* _Work to be completed_:
Repeat every line of the data exactly, but not the pictures.

* _Record extracts_:

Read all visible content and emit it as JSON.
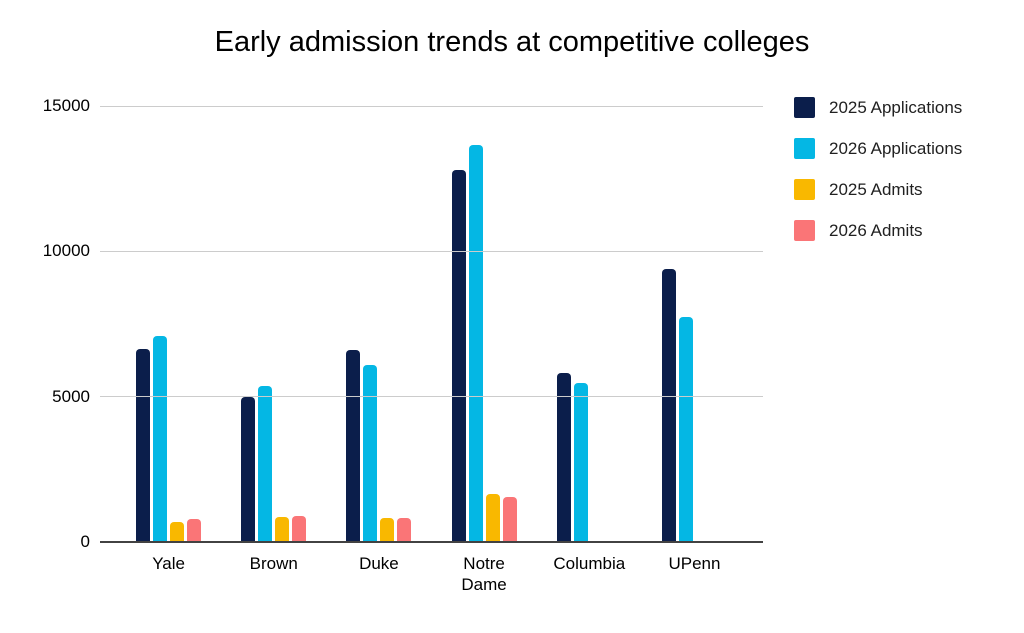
{
  "chart_data": {
    "type": "bar",
    "title": "Early admission trends at competitive colleges",
    "categories": [
      "Yale",
      "Brown",
      "Duke",
      "Notre Dame",
      "Columbia",
      "UPenn"
    ],
    "series": [
      {
        "name": "2025 Applications",
        "color": "#0b1e4b",
        "values": [
          6650,
          5000,
          6600,
          12800,
          5800,
          9400
        ]
      },
      {
        "name": "2026 Applications",
        "color": "#04b7e4",
        "values": [
          7100,
          5350,
          6100,
          13650,
          5470,
          7750
        ]
      },
      {
        "name": "2025 Admits",
        "color": "#f9b800",
        "values": [
          680,
          870,
          815,
          1640,
          null,
          null
        ]
      },
      {
        "name": "2026 Admits",
        "color": "#fa7577",
        "values": [
          780,
          880,
          815,
          1560,
          null,
          null
        ]
      }
    ],
    "y_ticks": [
      0,
      5000,
      10000,
      15000
    ],
    "ylim": [
      0,
      15000
    ],
    "grid": true,
    "legend_position": "right"
  },
  "style_colors": {
    "background": "#ffffff",
    "gridline": "#cccccc",
    "axis_line": "#424242",
    "text": "#000000"
  }
}
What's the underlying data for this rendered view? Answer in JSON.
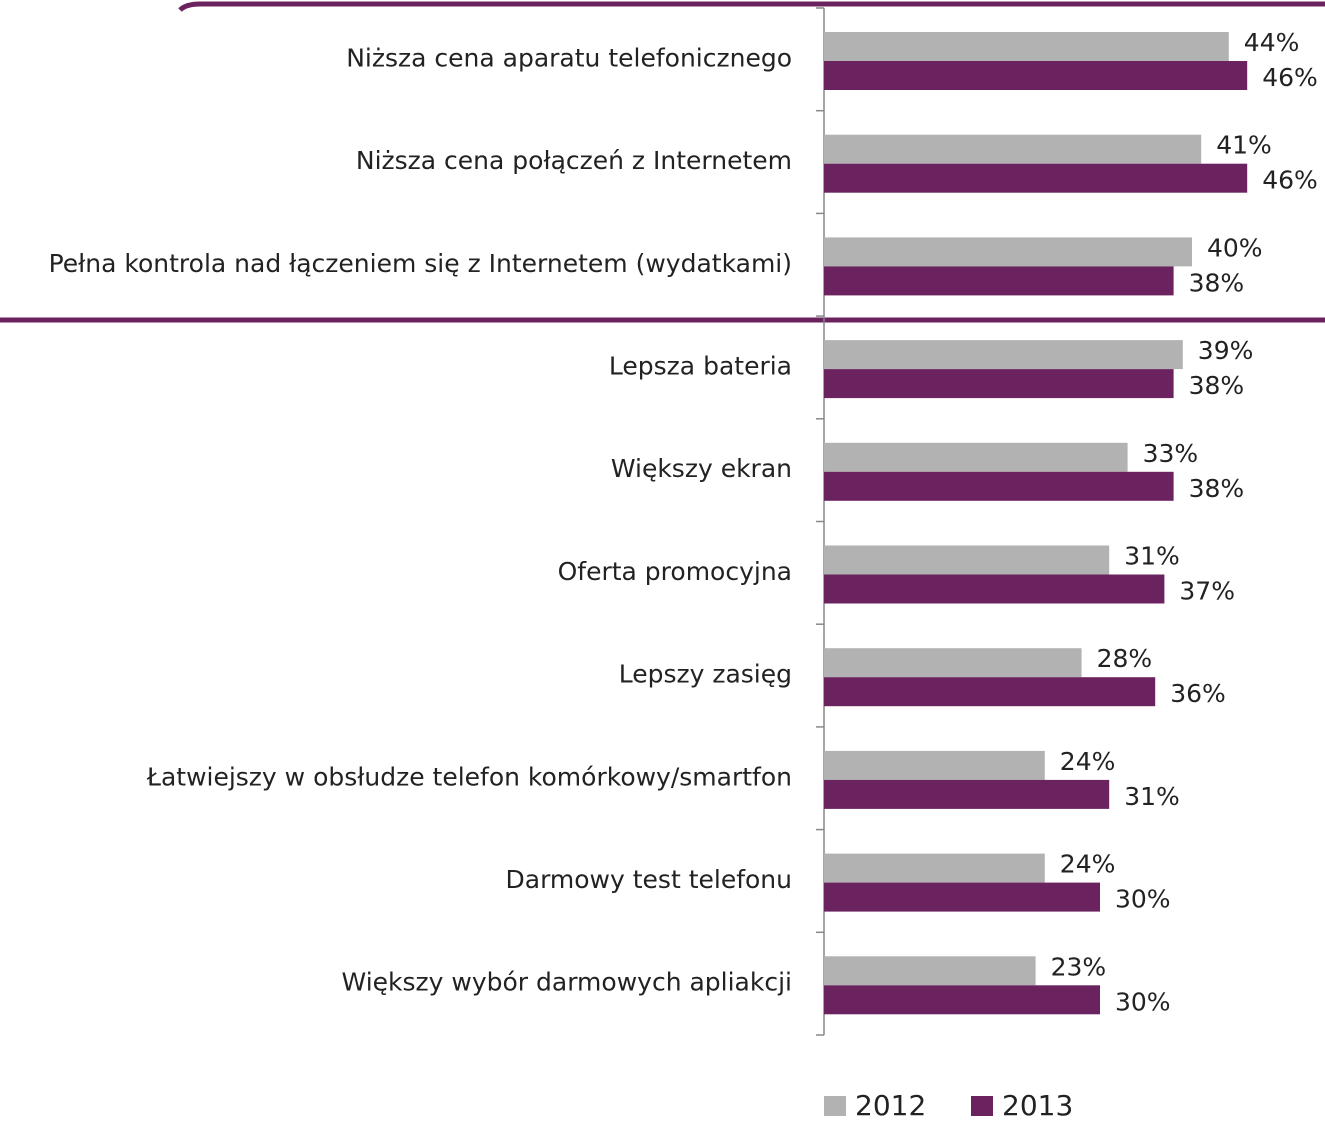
{
  "chart_data": {
    "type": "bar",
    "orientation": "horizontal",
    "categories": [
      "Niższa cena aparatu telefonicznego",
      "Niższa cena połączeń z Internetem",
      "Pełna kontrola nad łączeniem się z Internetem (wydatkami)",
      "Lepsza bateria",
      "Większy ekran",
      "Oferta promocyjna",
      "Lepszy zasięg",
      "Łatwiejszy w obsłudze telefon komórkowy/smartfon",
      "Darmowy test telefonu",
      "Większy wybór darmowych apliakcji"
    ],
    "series": [
      {
        "name": "2012",
        "color": "#b2b2b2",
        "values": [
          44,
          41,
          40,
          39,
          33,
          31,
          28,
          24,
          24,
          23
        ],
        "value_labels": [
          "44%",
          "41%",
          "40%",
          "39%",
          "33%",
          "31%",
          "28%",
          "24%",
          "24%",
          "23%"
        ]
      },
      {
        "name": "2013",
        "color": "#6b2360",
        "values": [
          46,
          46,
          38,
          38,
          38,
          37,
          36,
          31,
          30,
          30
        ],
        "value_labels": [
          "46%",
          "46%",
          "38%",
          "38%",
          "38%",
          "37%",
          "36%",
          "31%",
          "30%",
          "30%"
        ]
      }
    ],
    "xlim": [
      0,
      100
    ],
    "legend": "bottom"
  }
}
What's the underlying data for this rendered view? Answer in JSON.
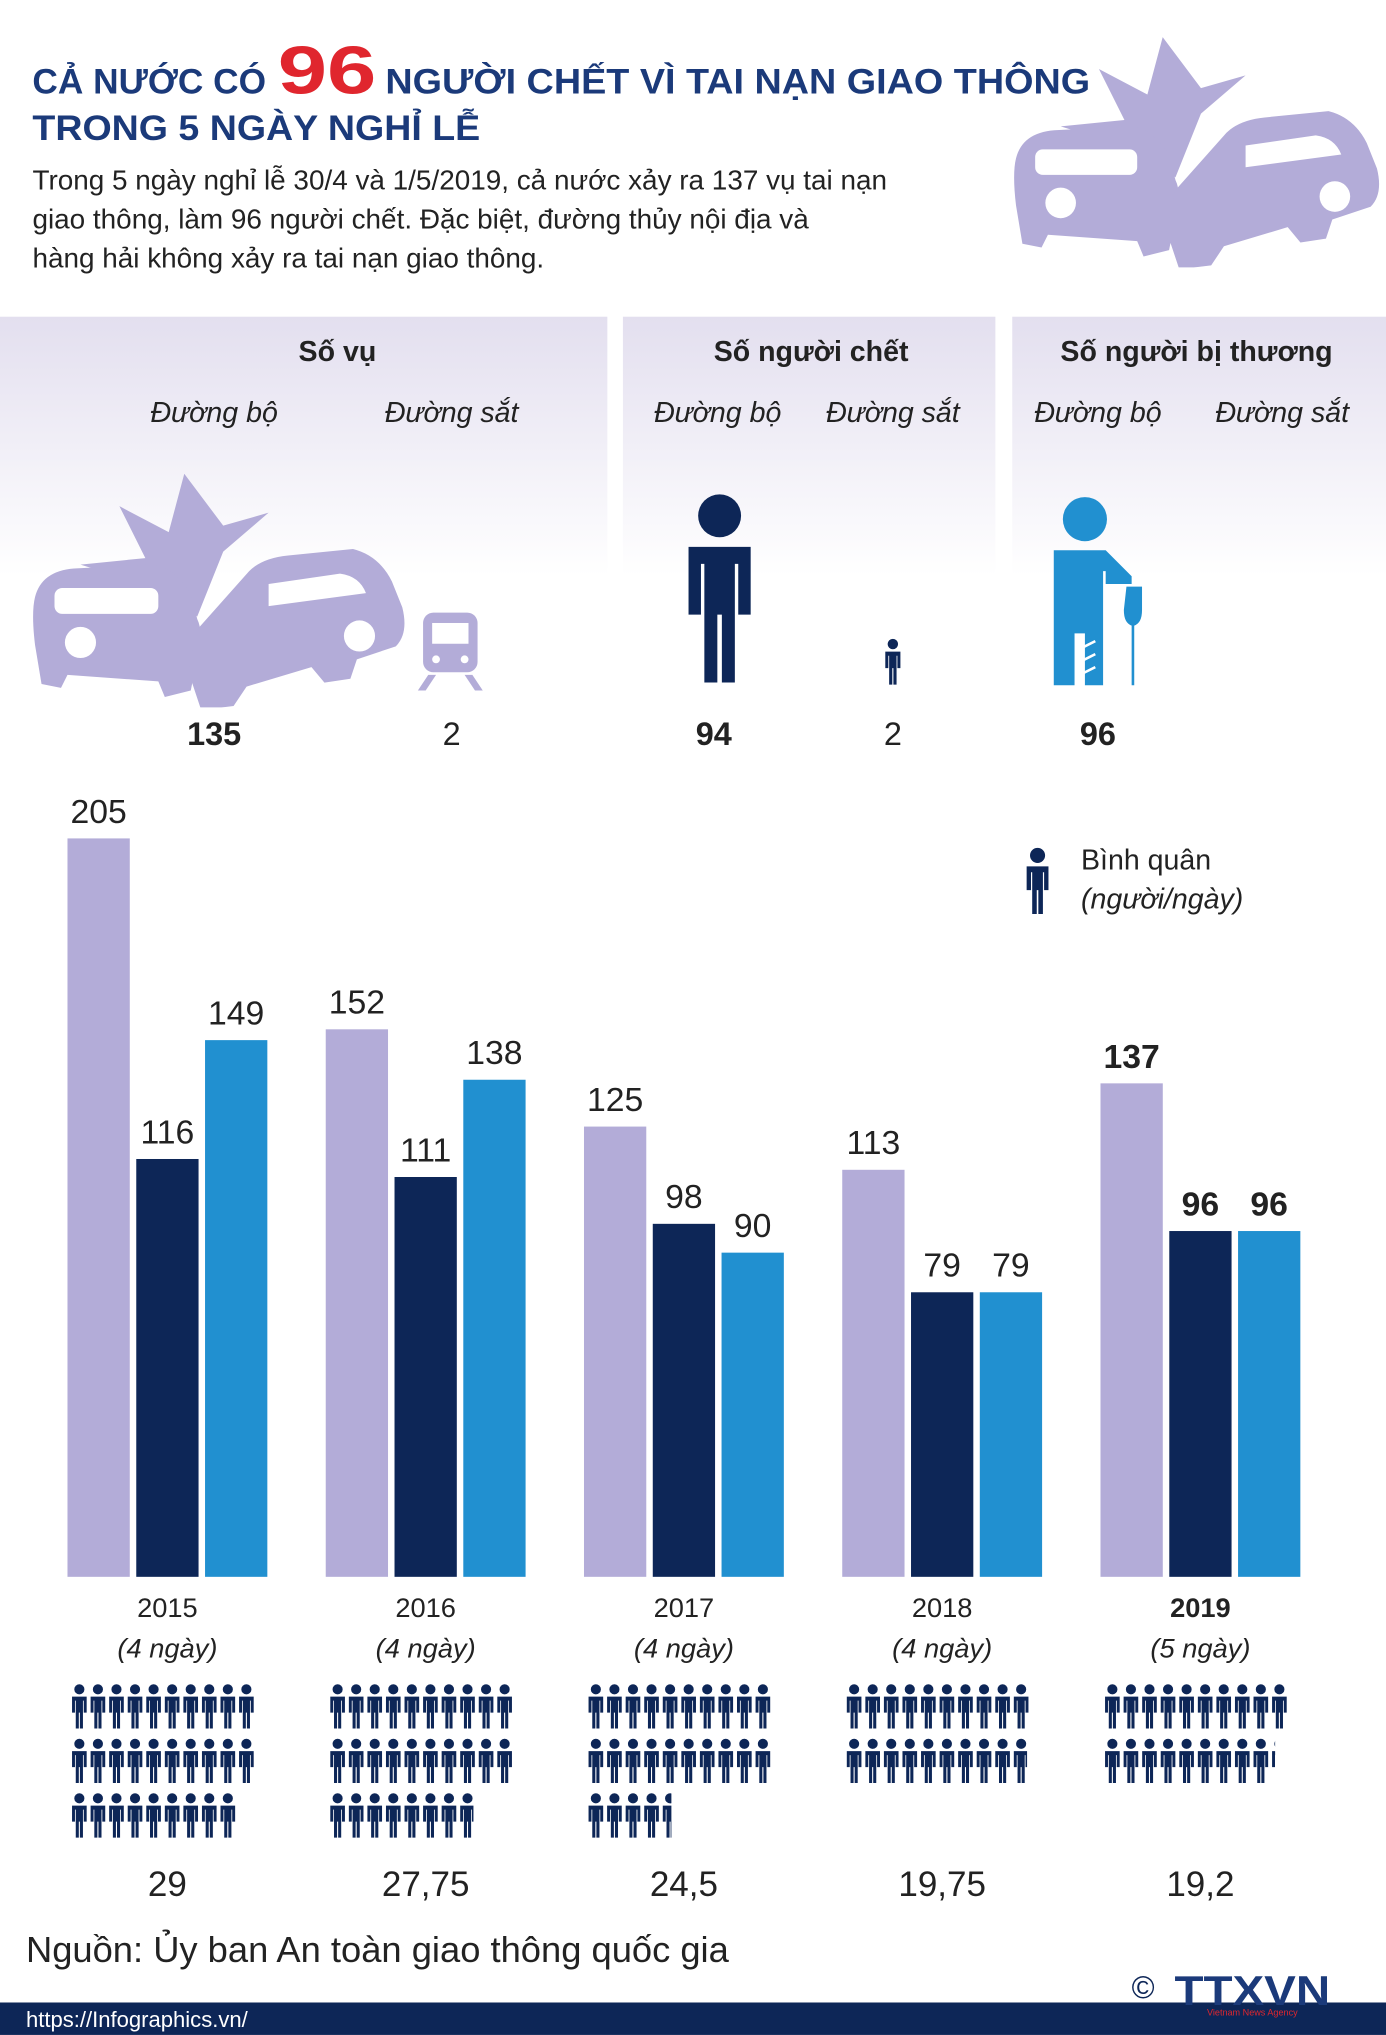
{
  "header": {
    "title_start": "CẢ NƯỚC CÓ",
    "title_number": "96",
    "title_end": "NGƯỜI CHẾT VÌ TAI NẠN GIAO THÔNG",
    "title_line2": "TRONG 5 NGÀY NGHỈ LỄ",
    "description": [
      "Trong 5 ngày nghỉ lễ 30/4 và 1/5/2019, cả nước xảy ra 137 vụ tai nạn",
      "giao thông, làm 96 người chết. Đặc biệt, đường thủy nội địa và",
      "hàng hải không xảy ra tai nạn giao thông."
    ]
  },
  "panels": [
    {
      "title": "Số vụ",
      "items": [
        {
          "label": "Đường bộ",
          "value": 135
        },
        {
          "label": "Đường sắt",
          "value": 2
        }
      ]
    },
    {
      "title": "Số người chết",
      "items": [
        {
          "label": "Đường bộ",
          "value": 94
        },
        {
          "label": "Đường sắt",
          "value": 2
        }
      ]
    },
    {
      "title": "Số người bị thương",
      "items": [
        {
          "label": "Đường bộ",
          "value": 96
        },
        {
          "label": "Đường sắt"
        }
      ]
    }
  ],
  "chart_data": {
    "type": "bar",
    "categories": [
      "2015",
      "2016",
      "2017",
      "2018",
      "2019"
    ],
    "sublabels": [
      "(4 ngày)",
      "(4 ngày)",
      "(4 ngày)",
      "(4 ngày)",
      "(5 ngày)"
    ],
    "series": [
      {
        "color": "#b3acd8",
        "values": [
          205,
          152,
          125,
          113,
          137
        ]
      },
      {
        "color": "#0d2657",
        "values": [
          116,
          111,
          98,
          79,
          96
        ]
      },
      {
        "color": "#2190d0",
        "values": [
          149,
          138,
          90,
          79,
          96
        ]
      }
    ],
    "ylim": [
      0,
      205
    ],
    "average_label": "Bình quân",
    "average_unit": "(người/ngày)",
    "averages": {
      "values": [
        29,
        27.75,
        24.5,
        19.75,
        19.2
      ],
      "value_labels": [
        "29",
        "27,75",
        "24,5",
        "19,75",
        "19,2"
      ]
    }
  },
  "footer": {
    "source": "Nguồn: Ủy ban An toàn giao thông quốc gia",
    "url": "https://Infographics.vn/",
    "copyright": "©",
    "logo": "TTXVN",
    "logo_sub": "Vietnam News Agency"
  }
}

* _Reply to the exercise_:
Read all visible content and emit it as JSON.
{
  "chart_data": {
    "type": "bar",
    "title": "Early admission trends at competitive colleges",
    "categories": [
      "Yale",
      "Brown",
      "Duke",
      "Notre Dame",
      "Columbia",
      "UPenn"
    ],
    "series": [
      {
        "name": "2025 Applications",
        "color": "#0b1e4b",
        "values": [
          6650,
          5000,
          6600,
          12800,
          5800,
          9400
        ]
      },
      {
        "name": "2026 Applications",
        "color": "#04b7e4",
        "values": [
          7100,
          5350,
          6100,
          13650,
          5470,
          7750
        ]
      },
      {
        "name": "2025 Admits",
        "color": "#f9b800",
        "values": [
          680,
          870,
          815,
          1640,
          null,
          null
        ]
      },
      {
        "name": "2026 Admits",
        "color": "#fa7577",
        "values": [
          780,
          880,
          815,
          1560,
          null,
          null
        ]
      }
    ],
    "y_ticks": [
      0,
      5000,
      10000,
      15000
    ],
    "ylim": [
      0,
      15000
    ],
    "grid": true,
    "legend_position": "right"
  },
  "style_colors": {
    "background": "#ffffff",
    "gridline": "#cccccc",
    "axis_line": "#424242",
    "text": "#000000"
  }
}
What's the underlying data for this rendered view? Answer in JSON.
{
  "chart_data": {
    "type": "bar",
    "orientation": "horizontal",
    "categories": [
      "Niższa cena aparatu telefonicznego",
      "Niższa cena połączeń z Internetem",
      "Pełna kontrola nad łączeniem się z Internetem (wydatkami)",
      "Lepsza bateria",
      "Większy ekran",
      "Oferta promocyjna",
      "Lepszy zasięg",
      "Łatwiejszy w obsłudze telefon komórkowy/smartfon",
      "Darmowy test telefonu",
      "Większy wybór darmowych apliakcji"
    ],
    "series": [
      {
        "name": "2012",
        "color": "#b2b2b2",
        "values": [
          44,
          41,
          40,
          39,
          33,
          31,
          28,
          24,
          24,
          23
        ],
        "value_labels": [
          "44%",
          "41%",
          "40%",
          "39%",
          "33%",
          "31%",
          "28%",
          "24%",
          "24%",
          "23%"
        ]
      },
      {
        "name": "2013",
        "color": "#6b2360",
        "values": [
          46,
          46,
          38,
          38,
          38,
          37,
          36,
          31,
          30,
          30
        ],
        "value_labels": [
          "46%",
          "46%",
          "38%",
          "38%",
          "38%",
          "37%",
          "36%",
          "31%",
          "30%",
          "30%"
        ]
      }
    ],
    "xlim": [
      0,
      100
    ],
    "legend": "bottom"
  }
}
What's the underlying data for this rendered view? Answer in JSON.
{
  "header": {
    "title_start": "CẢ NƯỚC CÓ",
    "title_number": "96",
    "title_end": "NGƯỜI CHẾT VÌ TAI NẠN GIAO THÔNG",
    "title_line2": "TRONG 5 NGÀY NGHỈ LỄ",
    "description": [
      "Trong 5 ngày nghỉ lễ 30/4 và 1/5/2019, cả nước xảy ra 137 vụ tai nạn",
      "giao thông, làm 96 người chết. Đặc biệt, đường thủy nội địa và",
      "hàng hải không xảy ra tai nạn giao thông."
    ]
  },
  "panels": [
    {
      "title": "Số vụ",
      "items": [
        {
          "label": "Đường bộ",
          "value": 135
        },
        {
          "label": "Đường sắt",
          "value": 2
        }
      ]
    },
    {
      "title": "Số người chết",
      "items": [
        {
          "label": "Đường bộ",
          "value": 94
        },
        {
          "label": "Đường sắt",
          "value": 2
        }
      ]
    },
    {
      "title": "Số người bị thương",
      "items": [
        {
          "label": "Đường bộ",
          "value": 96
        },
        {
          "label": "Đường sắt"
        }
      ]
    }
  ],
  "chart_data": {
    "type": "bar",
    "categories": [
      "2015",
      "2016",
      "2017",
      "2018",
      "2019"
    ],
    "sublabels": [
      "(4 ngày)",
      "(4 ngày)",
      "(4 ngày)",
      "(4 ngày)",
      "(5 ngày)"
    ],
    "series": [
      {
        "color": "#b3acd8",
        "values": [
          205,
          152,
          125,
          113,
          137
        ]
      },
      {
        "color": "#0d2657",
        "values": [
          116,
          111,
          98,
          79,
          96
        ]
      },
      {
        "color": "#2190d0",
        "values": [
          149,
          138,
          90,
          79,
          96
        ]
      }
    ],
    "ylim": [
      0,
      205
    ],
    "average_label": "Bình quân",
    "average_unit": "(người/ngày)",
    "averages": {
      "values": [
        29,
        27.75,
        24.5,
        19.75,
        19.2
      ],
      "value_labels": [
        "29",
        "27,75",
        "24,5",
        "19,75",
        "19,2"
      ]
    }
  },
  "footer": {
    "source": "Nguồn: Ủy ban An toàn giao thông quốc gia",
    "url": "https://Infographics.vn/",
    "copyright": "©",
    "logo": "TTXVN",
    "logo_sub": "Vietnam News Agency"
  }
}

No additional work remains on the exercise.